WORK INSTRUCTIONS
Select every line holding the word "ownership" and copy it.

DATASET RECORDS
>> BEGIN
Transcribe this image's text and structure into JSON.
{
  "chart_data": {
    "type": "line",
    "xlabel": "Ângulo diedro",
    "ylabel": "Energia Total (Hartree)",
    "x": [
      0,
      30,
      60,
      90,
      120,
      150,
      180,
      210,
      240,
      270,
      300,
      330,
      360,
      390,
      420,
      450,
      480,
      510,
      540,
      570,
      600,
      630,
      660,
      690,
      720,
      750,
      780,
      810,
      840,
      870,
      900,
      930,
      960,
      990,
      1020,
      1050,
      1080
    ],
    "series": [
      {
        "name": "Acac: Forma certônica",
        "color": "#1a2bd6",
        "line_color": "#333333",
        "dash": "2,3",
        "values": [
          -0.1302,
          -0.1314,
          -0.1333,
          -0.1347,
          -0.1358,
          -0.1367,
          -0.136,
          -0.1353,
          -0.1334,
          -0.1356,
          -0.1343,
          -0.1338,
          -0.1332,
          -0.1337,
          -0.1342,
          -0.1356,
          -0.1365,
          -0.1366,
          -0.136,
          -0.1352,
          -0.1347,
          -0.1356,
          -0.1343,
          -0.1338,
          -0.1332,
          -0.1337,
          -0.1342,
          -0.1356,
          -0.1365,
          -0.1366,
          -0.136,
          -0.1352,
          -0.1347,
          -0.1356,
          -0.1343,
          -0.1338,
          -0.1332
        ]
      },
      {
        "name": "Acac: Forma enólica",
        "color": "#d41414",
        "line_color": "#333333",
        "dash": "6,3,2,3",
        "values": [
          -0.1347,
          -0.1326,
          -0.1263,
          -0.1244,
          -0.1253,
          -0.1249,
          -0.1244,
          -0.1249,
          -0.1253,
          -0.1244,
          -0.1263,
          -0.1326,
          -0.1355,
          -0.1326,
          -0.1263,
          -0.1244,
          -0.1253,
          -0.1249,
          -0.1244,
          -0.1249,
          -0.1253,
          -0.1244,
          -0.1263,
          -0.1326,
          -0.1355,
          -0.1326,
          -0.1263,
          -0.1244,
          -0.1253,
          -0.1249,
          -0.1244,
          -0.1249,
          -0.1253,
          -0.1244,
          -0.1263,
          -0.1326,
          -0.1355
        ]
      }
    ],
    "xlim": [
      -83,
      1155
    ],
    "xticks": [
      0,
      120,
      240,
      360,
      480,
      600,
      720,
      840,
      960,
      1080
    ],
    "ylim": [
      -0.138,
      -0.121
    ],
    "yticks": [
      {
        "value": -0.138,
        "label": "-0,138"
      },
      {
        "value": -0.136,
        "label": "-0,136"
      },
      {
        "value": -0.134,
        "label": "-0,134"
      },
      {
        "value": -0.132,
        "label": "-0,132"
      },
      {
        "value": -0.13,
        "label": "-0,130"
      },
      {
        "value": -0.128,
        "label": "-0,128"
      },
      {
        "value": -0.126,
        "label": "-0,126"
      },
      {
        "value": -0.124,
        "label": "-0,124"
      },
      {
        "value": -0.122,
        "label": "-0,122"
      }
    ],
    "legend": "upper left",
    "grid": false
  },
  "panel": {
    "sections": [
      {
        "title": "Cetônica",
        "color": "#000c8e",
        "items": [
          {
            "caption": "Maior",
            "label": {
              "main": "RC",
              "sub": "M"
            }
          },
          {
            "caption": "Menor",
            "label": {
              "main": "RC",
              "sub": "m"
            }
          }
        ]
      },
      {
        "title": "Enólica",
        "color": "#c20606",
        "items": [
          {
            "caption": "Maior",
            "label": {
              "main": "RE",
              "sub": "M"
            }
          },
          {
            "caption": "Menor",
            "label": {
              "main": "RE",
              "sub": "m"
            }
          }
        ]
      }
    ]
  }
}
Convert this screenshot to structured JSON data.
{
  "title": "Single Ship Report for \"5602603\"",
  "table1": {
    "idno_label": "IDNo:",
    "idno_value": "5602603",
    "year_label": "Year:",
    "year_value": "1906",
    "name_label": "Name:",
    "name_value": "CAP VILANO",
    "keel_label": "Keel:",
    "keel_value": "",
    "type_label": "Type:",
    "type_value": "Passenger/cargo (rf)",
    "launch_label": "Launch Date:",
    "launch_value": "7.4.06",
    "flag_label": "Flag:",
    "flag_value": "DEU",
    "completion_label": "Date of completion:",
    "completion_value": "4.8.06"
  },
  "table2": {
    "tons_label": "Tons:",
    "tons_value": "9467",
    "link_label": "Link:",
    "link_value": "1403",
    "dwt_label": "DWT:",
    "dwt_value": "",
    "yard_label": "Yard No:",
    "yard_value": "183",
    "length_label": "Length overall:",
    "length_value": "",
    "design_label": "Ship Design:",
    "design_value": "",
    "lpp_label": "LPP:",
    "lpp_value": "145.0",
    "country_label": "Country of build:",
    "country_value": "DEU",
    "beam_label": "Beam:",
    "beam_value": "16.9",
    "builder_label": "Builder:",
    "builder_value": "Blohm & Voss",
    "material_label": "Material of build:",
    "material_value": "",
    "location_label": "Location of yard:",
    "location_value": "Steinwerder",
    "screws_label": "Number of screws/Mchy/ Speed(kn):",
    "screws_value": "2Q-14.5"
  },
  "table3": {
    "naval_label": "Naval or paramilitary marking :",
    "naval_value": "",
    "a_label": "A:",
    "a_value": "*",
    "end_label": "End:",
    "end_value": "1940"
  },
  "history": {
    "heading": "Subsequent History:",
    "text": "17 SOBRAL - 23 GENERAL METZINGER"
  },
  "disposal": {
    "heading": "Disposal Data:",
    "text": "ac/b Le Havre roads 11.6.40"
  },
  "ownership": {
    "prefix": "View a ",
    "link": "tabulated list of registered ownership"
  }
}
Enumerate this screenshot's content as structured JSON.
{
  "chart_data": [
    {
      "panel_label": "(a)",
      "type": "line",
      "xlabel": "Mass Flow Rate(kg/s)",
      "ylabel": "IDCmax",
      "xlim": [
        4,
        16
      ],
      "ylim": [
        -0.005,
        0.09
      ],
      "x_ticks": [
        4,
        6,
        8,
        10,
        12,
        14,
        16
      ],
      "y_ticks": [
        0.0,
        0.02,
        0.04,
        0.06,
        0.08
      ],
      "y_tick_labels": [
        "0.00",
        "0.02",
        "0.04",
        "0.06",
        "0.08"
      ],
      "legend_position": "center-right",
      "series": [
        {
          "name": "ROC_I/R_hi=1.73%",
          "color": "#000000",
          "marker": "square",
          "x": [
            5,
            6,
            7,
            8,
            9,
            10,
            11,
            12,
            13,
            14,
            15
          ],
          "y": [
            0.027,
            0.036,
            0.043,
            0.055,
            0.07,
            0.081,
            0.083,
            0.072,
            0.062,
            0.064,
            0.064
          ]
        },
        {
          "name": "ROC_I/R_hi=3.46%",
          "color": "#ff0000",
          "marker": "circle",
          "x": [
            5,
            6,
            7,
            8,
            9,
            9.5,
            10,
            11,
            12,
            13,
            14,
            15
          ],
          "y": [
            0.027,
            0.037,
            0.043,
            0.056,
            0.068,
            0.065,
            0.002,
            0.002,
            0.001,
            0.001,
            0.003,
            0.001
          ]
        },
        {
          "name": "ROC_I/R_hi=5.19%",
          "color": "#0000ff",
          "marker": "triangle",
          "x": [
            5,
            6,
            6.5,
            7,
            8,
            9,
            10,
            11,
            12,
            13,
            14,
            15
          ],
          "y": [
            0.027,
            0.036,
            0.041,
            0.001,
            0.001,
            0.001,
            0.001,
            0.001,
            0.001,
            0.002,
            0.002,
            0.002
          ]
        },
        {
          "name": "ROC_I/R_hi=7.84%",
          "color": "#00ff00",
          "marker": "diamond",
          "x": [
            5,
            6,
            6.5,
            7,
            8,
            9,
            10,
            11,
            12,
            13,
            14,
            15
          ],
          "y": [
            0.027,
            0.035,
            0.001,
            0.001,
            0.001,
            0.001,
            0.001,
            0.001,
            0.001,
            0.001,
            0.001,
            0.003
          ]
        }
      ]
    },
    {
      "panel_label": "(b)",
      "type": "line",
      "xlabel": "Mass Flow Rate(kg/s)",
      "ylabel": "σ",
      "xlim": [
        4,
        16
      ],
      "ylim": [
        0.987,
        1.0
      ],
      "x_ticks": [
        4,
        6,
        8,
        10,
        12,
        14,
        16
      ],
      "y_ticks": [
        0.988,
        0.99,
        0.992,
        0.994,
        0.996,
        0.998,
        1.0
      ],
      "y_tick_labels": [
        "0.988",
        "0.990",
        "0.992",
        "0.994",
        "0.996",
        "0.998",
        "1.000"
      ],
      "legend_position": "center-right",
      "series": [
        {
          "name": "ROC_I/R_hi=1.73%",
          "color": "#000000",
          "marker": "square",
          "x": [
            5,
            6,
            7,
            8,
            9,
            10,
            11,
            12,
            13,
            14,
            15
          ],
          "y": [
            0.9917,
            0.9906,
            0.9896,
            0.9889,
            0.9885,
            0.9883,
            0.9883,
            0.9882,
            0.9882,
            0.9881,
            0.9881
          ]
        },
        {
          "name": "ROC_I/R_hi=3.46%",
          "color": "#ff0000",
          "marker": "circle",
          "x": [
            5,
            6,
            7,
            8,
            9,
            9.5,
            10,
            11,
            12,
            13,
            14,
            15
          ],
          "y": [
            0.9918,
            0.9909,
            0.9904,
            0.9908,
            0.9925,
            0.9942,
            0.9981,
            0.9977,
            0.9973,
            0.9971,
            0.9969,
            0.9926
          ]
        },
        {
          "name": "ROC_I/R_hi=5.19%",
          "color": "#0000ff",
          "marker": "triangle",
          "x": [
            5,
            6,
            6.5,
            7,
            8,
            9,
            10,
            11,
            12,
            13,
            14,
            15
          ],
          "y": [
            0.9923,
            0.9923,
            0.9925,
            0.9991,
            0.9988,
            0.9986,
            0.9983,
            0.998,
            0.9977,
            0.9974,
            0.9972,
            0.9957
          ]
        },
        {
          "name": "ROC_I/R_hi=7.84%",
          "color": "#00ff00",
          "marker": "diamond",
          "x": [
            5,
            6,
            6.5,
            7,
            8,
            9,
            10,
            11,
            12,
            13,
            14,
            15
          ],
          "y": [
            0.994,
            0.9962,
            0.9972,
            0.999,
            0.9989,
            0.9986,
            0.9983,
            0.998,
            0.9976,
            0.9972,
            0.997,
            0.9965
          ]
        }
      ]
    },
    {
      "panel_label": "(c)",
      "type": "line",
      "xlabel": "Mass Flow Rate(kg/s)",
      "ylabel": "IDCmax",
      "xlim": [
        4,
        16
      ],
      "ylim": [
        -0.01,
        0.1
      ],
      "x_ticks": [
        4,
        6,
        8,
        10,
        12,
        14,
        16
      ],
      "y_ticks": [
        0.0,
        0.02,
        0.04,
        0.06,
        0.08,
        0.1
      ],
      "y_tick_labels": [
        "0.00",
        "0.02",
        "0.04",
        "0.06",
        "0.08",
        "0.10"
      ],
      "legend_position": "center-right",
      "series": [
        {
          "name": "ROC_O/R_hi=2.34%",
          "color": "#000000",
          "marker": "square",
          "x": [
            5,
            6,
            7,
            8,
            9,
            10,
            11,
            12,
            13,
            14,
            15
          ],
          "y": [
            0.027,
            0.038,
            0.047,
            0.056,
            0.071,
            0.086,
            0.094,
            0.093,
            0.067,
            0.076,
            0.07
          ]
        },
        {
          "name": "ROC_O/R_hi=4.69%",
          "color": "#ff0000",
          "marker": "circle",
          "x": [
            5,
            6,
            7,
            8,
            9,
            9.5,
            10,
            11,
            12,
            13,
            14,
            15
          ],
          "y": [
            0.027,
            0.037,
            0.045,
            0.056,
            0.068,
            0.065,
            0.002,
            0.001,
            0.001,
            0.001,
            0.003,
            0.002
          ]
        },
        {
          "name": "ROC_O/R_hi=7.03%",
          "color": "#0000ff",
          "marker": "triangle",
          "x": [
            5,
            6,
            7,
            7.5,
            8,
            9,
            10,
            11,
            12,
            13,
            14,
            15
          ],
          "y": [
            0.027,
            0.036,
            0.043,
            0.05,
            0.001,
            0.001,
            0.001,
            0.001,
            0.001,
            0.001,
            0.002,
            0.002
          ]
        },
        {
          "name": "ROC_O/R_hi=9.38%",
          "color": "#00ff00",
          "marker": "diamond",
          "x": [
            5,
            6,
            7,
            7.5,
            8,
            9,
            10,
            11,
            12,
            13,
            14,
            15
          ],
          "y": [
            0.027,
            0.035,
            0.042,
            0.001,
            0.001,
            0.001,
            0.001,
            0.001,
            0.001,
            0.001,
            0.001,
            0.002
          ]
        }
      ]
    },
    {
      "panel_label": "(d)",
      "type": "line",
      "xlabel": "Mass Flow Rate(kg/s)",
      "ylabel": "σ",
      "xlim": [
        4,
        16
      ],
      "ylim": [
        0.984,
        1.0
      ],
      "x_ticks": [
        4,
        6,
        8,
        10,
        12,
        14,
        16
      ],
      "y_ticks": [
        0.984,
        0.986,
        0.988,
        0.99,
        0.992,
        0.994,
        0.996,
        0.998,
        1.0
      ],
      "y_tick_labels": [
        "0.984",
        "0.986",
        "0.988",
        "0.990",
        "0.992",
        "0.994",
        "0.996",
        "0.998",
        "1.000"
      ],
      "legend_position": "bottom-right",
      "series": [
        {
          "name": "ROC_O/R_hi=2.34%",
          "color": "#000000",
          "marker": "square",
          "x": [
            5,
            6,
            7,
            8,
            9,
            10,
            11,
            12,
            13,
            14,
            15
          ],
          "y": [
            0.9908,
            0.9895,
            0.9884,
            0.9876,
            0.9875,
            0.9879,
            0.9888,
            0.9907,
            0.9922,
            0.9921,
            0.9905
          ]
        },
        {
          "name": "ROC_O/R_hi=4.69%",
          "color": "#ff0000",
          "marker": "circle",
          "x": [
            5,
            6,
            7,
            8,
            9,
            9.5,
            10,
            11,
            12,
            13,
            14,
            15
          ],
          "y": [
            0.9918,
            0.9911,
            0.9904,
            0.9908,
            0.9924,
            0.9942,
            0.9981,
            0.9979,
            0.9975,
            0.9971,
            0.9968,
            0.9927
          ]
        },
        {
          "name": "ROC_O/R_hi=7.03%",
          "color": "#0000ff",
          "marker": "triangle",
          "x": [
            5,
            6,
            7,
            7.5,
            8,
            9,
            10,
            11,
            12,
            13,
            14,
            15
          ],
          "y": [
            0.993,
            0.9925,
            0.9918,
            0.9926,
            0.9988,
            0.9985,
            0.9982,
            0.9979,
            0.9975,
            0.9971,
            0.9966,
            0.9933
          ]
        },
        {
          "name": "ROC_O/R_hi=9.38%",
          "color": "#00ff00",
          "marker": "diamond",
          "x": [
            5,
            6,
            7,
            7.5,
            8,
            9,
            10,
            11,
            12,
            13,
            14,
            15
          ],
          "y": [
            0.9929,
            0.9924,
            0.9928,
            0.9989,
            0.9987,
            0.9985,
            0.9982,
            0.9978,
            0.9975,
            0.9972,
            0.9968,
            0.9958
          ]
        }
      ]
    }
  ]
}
>> END
TASK OUTPUT
  "ownership": {
    "link": "tabulated list of registered ownership"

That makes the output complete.